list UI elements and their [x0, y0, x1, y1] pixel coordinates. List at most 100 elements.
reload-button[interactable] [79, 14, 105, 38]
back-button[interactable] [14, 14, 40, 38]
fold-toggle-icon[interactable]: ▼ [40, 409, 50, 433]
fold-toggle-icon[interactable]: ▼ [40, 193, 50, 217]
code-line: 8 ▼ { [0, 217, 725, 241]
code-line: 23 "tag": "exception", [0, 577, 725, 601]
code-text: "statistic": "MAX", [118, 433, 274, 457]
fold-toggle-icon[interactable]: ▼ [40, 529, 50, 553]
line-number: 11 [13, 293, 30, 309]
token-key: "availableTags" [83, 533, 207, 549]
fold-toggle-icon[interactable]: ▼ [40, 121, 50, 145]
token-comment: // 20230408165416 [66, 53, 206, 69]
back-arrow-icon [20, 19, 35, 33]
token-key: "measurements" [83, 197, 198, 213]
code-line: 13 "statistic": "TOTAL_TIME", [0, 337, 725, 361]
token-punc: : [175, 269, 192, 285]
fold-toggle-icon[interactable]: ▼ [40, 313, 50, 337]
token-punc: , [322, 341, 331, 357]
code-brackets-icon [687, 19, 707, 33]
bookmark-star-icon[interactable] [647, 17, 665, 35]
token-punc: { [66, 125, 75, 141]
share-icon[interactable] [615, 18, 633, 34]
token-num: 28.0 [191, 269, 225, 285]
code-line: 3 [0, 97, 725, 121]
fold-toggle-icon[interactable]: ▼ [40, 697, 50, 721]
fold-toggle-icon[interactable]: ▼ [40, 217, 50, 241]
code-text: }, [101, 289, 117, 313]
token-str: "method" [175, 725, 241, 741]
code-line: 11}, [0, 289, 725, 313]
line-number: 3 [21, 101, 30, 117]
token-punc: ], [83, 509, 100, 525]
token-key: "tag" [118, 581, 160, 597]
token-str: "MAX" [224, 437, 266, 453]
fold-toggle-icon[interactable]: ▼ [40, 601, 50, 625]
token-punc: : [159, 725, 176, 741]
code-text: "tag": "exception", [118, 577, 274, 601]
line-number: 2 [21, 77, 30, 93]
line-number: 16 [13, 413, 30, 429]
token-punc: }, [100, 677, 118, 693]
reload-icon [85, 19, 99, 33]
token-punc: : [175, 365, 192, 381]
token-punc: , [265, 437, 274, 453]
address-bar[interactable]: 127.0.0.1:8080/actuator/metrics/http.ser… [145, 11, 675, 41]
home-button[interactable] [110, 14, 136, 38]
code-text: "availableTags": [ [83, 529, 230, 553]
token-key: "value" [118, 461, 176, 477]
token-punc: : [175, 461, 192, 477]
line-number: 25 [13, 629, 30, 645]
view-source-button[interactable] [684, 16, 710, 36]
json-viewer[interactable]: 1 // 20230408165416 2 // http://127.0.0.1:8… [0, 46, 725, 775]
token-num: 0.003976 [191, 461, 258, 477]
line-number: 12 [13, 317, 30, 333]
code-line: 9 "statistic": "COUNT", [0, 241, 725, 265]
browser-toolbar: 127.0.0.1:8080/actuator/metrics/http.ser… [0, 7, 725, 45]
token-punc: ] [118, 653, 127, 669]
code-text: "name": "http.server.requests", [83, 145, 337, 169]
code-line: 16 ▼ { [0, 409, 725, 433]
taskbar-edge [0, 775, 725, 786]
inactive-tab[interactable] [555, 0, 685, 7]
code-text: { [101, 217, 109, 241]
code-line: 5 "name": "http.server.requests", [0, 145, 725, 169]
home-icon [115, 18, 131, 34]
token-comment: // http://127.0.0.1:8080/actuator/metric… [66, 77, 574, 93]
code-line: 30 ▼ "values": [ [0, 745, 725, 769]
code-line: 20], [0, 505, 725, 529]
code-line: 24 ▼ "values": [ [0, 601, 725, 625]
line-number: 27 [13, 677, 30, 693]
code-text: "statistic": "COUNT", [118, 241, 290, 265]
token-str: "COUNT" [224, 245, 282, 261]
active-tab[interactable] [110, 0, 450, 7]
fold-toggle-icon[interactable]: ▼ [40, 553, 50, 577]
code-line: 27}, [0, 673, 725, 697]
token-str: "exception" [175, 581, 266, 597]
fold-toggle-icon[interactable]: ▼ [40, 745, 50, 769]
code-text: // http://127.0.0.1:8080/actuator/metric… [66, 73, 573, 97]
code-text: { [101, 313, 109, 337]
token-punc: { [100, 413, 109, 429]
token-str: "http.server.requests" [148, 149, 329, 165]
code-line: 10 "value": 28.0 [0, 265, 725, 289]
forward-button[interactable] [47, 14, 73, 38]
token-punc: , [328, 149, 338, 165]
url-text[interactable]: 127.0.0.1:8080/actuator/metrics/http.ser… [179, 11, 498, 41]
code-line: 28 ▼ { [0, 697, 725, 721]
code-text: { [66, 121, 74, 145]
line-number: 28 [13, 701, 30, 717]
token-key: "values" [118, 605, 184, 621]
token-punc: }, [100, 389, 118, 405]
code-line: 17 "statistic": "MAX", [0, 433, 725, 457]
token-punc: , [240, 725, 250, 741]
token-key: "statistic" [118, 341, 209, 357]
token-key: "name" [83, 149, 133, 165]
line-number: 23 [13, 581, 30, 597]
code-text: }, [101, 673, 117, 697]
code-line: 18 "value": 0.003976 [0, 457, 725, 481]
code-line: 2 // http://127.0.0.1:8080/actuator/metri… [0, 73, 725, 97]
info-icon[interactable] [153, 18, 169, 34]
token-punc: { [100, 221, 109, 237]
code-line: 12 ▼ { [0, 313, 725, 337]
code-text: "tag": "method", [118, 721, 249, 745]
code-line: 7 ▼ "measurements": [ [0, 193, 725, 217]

* [Task description]
Reproduce the records above, substituting "collapse-toggle-icon" for every occurrence of "fold-toggle-icon" and leaving everything else unchanged.

* [Solution below]
list UI elements and their [x0, y0, x1, y1] pixel coordinates. List at most 100 elements.
reload-button[interactable] [79, 14, 105, 38]
back-button[interactable] [14, 14, 40, 38]
collapse-toggle-icon[interactable]: ▼ [40, 409, 50, 433]
collapse-toggle-icon[interactable]: ▼ [40, 193, 50, 217]
code-line: 8 ▼ { [0, 217, 725, 241]
code-line: 23 "tag": "exception", [0, 577, 725, 601]
code-text: "statistic": "MAX", [118, 433, 274, 457]
collapse-toggle-icon[interactable]: ▼ [40, 529, 50, 553]
line-number: 11 [13, 293, 30, 309]
token-key: "availableTags" [83, 533, 207, 549]
collapse-toggle-icon[interactable]: ▼ [40, 121, 50, 145]
token-comment: // 20230408165416 [66, 53, 206, 69]
back-arrow-icon [20, 19, 35, 33]
token-key: "measurements" [83, 197, 198, 213]
code-line: 13 "statistic": "TOTAL_TIME", [0, 337, 725, 361]
token-punc: : [175, 269, 192, 285]
collapse-toggle-icon[interactable]: ▼ [40, 313, 50, 337]
token-punc: , [322, 341, 331, 357]
code-brackets-icon [687, 19, 707, 33]
bookmark-star-icon[interactable] [647, 17, 665, 35]
token-punc: { [66, 125, 75, 141]
share-icon[interactable] [615, 18, 633, 34]
token-num: 28.0 [191, 269, 225, 285]
code-line: 3 [0, 97, 725, 121]
collapse-toggle-icon[interactable]: ▼ [40, 697, 50, 721]
collapse-toggle-icon[interactable]: ▼ [40, 217, 50, 241]
code-text: }, [101, 289, 117, 313]
token-str: "method" [175, 725, 241, 741]
code-line: 11}, [0, 289, 725, 313]
line-number: 3 [21, 101, 30, 117]
token-punc: ], [83, 509, 100, 525]
token-key: "tag" [118, 581, 160, 597]
token-str: "MAX" [224, 437, 266, 453]
collapse-toggle-icon[interactable]: ▼ [40, 601, 50, 625]
token-punc: : [159, 725, 176, 741]
code-text: "tag": "exception", [118, 577, 274, 601]
line-number: 2 [21, 77, 30, 93]
line-number: 16 [13, 413, 30, 429]
token-punc: }, [100, 677, 118, 693]
reload-icon [85, 19, 99, 33]
token-punc: : [175, 365, 192, 381]
token-punc: , [265, 437, 274, 453]
address-bar[interactable]: 127.0.0.1:8080/actuator/metrics/http.ser… [145, 11, 675, 41]
home-button[interactable] [110, 14, 136, 38]
code-text: "availableTags": [ [83, 529, 230, 553]
token-key: "value" [118, 461, 176, 477]
token-punc: : [175, 461, 192, 477]
line-number: 25 [13, 629, 30, 645]
view-source-button[interactable] [684, 16, 710, 36]
json-viewer[interactable]: 1 // 20230408165416 2 // http://127.0.0.1:8… [0, 46, 725, 775]
token-num: 0.003976 [191, 461, 258, 477]
line-number: 12 [13, 317, 30, 333]
code-line: 9 "statistic": "COUNT", [0, 241, 725, 265]
browser-toolbar: 127.0.0.1:8080/actuator/metrics/http.ser… [0, 7, 725, 45]
token-punc: ] [118, 653, 127, 669]
code-text: "name": "http.server.requests", [83, 145, 337, 169]
code-line: 16 ▼ { [0, 409, 725, 433]
taskbar-edge [0, 775, 725, 786]
inactive-tab[interactable] [555, 0, 685, 7]
code-text: { [101, 217, 109, 241]
code-line: 5 "name": "http.server.requests", [0, 145, 725, 169]
home-icon [115, 18, 131, 34]
token-comment: // http://127.0.0.1:8080/actuator/metric… [66, 77, 574, 93]
code-line: 30 ▼ "values": [ [0, 745, 725, 769]
code-line: 20], [0, 505, 725, 529]
code-line: 24 ▼ "values": [ [0, 601, 725, 625]
line-number: 27 [13, 677, 30, 693]
code-text: "statistic": "COUNT", [118, 241, 290, 265]
token-str: "COUNT" [224, 245, 282, 261]
active-tab[interactable] [110, 0, 450, 7]
collapse-toggle-icon[interactable]: ▼ [40, 553, 50, 577]
code-line: 27}, [0, 673, 725, 697]
token-str: "exception" [175, 581, 266, 597]
collapse-toggle-icon[interactable]: ▼ [40, 745, 50, 769]
code-text: // http://127.0.0.1:8080/actuator/metric… [66, 73, 573, 97]
code-text: { [101, 313, 109, 337]
token-punc: { [100, 413, 109, 429]
token-str: "http.server.requests" [148, 149, 329, 165]
code-line: 10 "value": 28.0 [0, 265, 725, 289]
forward-button[interactable] [47, 14, 73, 38]
token-punc: , [328, 149, 338, 165]
url-text[interactable]: 127.0.0.1:8080/actuator/metrics/http.ser… [179, 11, 498, 41]
code-line: 28 ▼ { [0, 697, 725, 721]
code-text: { [66, 121, 74, 145]
line-number: 28 [13, 701, 30, 717]
token-key: "values" [118, 605, 184, 621]
token-punc: }, [100, 389, 118, 405]
code-line: 17 "statistic": "MAX", [0, 433, 725, 457]
token-punc: , [240, 725, 250, 741]
token-key: "statistic" [118, 341, 209, 357]
token-key: "name" [83, 149, 133, 165]
line-number: 23 [13, 581, 30, 597]
code-text: }, [101, 673, 117, 697]
code-line: 18 "value": 0.003976 [0, 457, 725, 481]
code-line: 2 // http://127.0.0.1:8080/actuator/metri… [0, 73, 725, 97]
info-icon[interactable] [153, 18, 169, 34]
token-punc: { [100, 221, 109, 237]
code-line: 12 ▼ { [0, 313, 725, 337]
code-text: "tag": "method", [118, 721, 249, 745]
code-line: 7 ▼ "measurements": [ [0, 193, 725, 217]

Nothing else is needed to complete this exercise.